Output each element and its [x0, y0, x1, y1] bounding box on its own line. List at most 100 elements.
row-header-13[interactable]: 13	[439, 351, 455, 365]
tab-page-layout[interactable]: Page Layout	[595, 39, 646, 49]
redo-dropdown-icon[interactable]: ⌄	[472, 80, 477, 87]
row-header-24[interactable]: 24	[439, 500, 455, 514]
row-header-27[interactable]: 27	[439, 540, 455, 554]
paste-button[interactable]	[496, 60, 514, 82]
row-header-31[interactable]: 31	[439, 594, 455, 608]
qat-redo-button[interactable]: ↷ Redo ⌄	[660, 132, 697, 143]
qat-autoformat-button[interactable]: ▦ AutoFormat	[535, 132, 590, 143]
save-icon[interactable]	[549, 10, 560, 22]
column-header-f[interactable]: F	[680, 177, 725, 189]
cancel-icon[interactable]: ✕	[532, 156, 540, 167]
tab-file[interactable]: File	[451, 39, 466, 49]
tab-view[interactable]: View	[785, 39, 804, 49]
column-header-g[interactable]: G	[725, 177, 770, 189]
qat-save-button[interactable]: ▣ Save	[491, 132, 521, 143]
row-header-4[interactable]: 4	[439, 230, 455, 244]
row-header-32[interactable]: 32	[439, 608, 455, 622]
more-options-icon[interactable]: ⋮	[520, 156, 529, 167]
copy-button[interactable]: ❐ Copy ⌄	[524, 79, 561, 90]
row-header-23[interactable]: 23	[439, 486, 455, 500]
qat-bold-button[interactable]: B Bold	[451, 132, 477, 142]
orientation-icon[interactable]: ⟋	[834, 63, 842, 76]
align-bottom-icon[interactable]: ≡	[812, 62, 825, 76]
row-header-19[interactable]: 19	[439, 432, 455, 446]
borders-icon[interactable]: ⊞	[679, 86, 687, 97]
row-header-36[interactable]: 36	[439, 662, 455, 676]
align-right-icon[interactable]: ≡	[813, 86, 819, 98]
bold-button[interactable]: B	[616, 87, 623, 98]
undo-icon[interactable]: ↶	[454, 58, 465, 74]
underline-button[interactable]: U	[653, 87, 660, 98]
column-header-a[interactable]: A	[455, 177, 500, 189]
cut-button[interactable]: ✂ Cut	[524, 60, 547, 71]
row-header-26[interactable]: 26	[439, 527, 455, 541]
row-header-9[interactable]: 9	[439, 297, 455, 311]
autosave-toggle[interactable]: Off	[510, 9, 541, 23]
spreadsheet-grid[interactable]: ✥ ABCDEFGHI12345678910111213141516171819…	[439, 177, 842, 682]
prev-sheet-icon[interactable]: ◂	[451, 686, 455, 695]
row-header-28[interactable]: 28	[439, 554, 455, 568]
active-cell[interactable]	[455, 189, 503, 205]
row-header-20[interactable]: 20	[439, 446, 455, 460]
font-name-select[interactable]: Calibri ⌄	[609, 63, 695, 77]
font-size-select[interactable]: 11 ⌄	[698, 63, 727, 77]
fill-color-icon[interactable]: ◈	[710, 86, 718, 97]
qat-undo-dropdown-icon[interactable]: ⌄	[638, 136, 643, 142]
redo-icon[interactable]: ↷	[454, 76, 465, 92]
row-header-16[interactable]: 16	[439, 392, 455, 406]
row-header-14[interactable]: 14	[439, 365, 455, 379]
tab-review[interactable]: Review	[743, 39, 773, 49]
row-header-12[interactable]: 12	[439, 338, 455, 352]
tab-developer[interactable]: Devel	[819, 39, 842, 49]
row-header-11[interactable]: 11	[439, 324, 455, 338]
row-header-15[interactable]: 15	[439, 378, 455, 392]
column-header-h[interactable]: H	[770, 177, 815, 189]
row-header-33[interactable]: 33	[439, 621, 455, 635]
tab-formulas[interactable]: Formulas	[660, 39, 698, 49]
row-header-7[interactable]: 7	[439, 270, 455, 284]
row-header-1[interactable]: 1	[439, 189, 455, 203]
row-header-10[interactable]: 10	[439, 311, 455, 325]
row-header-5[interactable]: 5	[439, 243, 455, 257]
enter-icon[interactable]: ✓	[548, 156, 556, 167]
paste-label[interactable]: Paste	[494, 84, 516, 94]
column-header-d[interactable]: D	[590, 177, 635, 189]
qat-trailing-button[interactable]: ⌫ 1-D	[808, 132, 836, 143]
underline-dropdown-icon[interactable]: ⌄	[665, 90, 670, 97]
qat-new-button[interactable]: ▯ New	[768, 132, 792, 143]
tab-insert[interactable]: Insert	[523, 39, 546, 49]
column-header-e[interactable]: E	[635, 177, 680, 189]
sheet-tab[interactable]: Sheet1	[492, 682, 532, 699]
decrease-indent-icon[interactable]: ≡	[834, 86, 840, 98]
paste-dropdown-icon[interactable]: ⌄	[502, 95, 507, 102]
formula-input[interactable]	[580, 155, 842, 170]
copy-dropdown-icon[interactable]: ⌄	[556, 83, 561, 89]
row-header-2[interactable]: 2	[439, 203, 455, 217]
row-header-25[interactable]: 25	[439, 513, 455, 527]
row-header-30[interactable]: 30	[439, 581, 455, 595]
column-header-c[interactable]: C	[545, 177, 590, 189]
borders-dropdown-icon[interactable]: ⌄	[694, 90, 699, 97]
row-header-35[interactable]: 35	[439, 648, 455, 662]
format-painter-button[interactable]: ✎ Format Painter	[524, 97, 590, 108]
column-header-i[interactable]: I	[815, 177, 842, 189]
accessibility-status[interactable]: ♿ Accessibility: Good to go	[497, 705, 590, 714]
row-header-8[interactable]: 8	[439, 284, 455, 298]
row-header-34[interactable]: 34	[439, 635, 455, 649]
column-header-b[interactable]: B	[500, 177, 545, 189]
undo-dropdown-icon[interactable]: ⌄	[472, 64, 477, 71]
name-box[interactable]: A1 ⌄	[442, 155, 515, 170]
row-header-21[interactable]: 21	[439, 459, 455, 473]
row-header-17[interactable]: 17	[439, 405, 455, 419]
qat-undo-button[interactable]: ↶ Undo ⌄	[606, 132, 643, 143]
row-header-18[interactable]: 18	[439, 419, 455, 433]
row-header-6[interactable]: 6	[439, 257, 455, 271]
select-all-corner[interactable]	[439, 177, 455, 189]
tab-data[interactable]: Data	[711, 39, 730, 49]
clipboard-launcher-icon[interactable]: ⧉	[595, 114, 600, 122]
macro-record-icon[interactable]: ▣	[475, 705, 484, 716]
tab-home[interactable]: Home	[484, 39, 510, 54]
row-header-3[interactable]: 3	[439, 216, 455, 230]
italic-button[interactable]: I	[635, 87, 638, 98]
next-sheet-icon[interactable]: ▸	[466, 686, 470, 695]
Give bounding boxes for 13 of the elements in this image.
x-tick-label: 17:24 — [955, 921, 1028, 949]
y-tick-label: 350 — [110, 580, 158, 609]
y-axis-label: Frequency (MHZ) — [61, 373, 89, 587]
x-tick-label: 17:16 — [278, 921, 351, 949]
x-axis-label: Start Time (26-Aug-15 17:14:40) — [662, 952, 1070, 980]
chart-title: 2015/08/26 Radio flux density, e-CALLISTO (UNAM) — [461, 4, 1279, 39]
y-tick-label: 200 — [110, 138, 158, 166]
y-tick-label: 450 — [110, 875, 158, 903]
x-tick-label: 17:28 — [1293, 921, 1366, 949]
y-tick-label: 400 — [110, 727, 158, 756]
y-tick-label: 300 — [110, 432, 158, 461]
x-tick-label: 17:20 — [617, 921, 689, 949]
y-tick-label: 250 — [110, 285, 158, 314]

◆ **The exercise**:
Can you write out the listing again, starting at its first line and ending at the line containing "qat-redo-button[interactable]: ↷ Redo", with "enclosing rectangle" substituted for "bounding box" and everything else left unchanged?

◆ **Response to this exercise**:
Output each element and its [x0, y0, x1, y1] enclosing rectangle on its own line. List at most 100 elements.
row-header-13[interactable]: 13	[439, 351, 455, 365]
tab-page-layout[interactable]: Page Layout	[595, 39, 646, 49]
redo-dropdown-icon[interactable]: ⌄	[472, 80, 477, 87]
row-header-24[interactable]: 24	[439, 500, 455, 514]
row-header-27[interactable]: 27	[439, 540, 455, 554]
paste-button[interactable]	[496, 60, 514, 82]
row-header-31[interactable]: 31	[439, 594, 455, 608]
qat-redo-button[interactable]: ↷ Redo ⌄	[660, 132, 697, 143]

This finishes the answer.